* _What the task asks_: Omit every picture and return the rest of the data unaltered.
_ _ _
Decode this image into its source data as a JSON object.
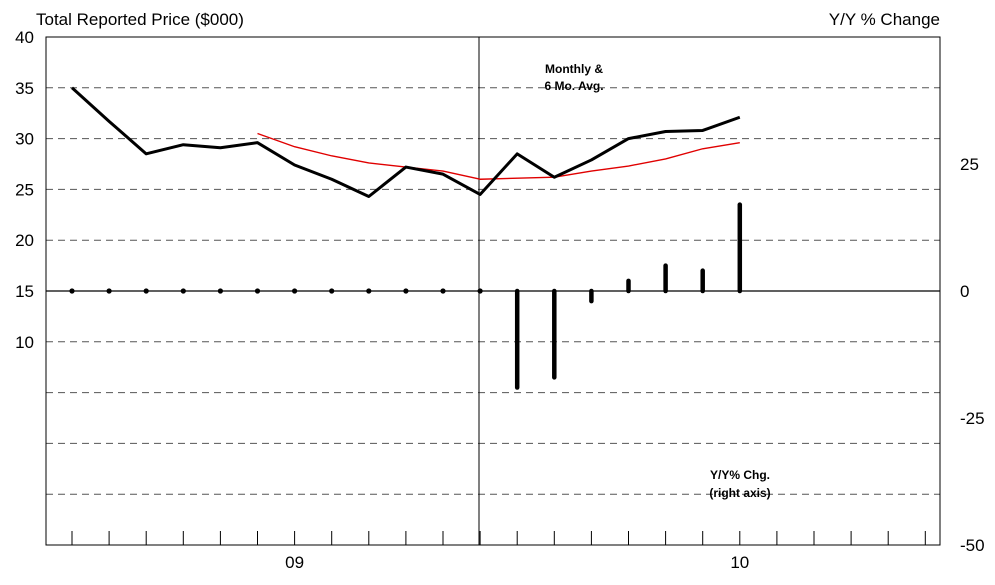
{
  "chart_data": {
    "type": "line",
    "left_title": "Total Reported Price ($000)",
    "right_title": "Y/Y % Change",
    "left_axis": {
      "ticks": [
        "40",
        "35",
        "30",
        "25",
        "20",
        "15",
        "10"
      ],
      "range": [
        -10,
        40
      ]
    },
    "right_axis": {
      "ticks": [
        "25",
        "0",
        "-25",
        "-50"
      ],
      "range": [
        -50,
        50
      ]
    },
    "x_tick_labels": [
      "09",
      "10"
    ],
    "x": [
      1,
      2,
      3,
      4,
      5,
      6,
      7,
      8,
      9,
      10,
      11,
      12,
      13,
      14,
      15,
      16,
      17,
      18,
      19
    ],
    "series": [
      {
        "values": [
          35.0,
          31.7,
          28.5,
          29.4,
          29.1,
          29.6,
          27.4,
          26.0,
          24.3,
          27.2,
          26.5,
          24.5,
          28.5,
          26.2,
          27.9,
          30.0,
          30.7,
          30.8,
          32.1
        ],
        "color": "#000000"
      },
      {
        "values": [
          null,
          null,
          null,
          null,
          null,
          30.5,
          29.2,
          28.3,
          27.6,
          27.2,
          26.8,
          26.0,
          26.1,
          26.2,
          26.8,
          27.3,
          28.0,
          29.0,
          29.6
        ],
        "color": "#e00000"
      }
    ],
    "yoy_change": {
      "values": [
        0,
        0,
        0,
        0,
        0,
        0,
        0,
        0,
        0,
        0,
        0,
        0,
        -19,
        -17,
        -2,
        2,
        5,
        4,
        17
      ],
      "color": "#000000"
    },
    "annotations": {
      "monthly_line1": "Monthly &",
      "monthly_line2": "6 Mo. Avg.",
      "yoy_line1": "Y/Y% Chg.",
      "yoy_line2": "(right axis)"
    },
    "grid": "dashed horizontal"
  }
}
_ _ _
* _Solution to the problem_:
Decode this image into its source data as a JSON object.
{
  "chart_data": {
    "type": "line",
    "left_title": "Total Reported Price ($000)",
    "right_title": "Y/Y % Change",
    "left_axis": {
      "ticks": [
        "40",
        "35",
        "30",
        "25",
        "20",
        "15",
        "10"
      ],
      "range": [
        -10,
        40
      ]
    },
    "right_axis": {
      "ticks": [
        "25",
        "0",
        "-25",
        "-50"
      ],
      "range": [
        -50,
        50
      ]
    },
    "x_tick_labels": [
      "09",
      "10"
    ],
    "x": [
      1,
      2,
      3,
      4,
      5,
      6,
      7,
      8,
      9,
      10,
      11,
      12,
      13,
      14,
      15,
      16,
      17,
      18,
      19
    ],
    "series": [
      {
        "values": [
          35.0,
          31.7,
          28.5,
          29.4,
          29.1,
          29.6,
          27.4,
          26.0,
          24.3,
          27.2,
          26.5,
          24.5,
          28.5,
          26.2,
          27.9,
          30.0,
          30.7,
          30.8,
          32.1
        ],
        "color": "#000000"
      },
      {
        "values": [
          null,
          null,
          null,
          null,
          null,
          30.5,
          29.2,
          28.3,
          27.6,
          27.2,
          26.8,
          26.0,
          26.1,
          26.2,
          26.8,
          27.3,
          28.0,
          29.0,
          29.6
        ],
        "color": "#e00000"
      }
    ],
    "yoy_change": {
      "values": [
        0,
        0,
        0,
        0,
        0,
        0,
        0,
        0,
        0,
        0,
        0,
        0,
        -19,
        -17,
        -2,
        2,
        5,
        4,
        17
      ],
      "color": "#000000"
    },
    "annotations": {
      "monthly_line1": "Monthly &",
      "monthly_line2": "6 Mo. Avg.",
      "yoy_line1": "Y/Y% Chg.",
      "yoy_line2": "(right axis)"
    },
    "grid": "dashed horizontal"
  }
}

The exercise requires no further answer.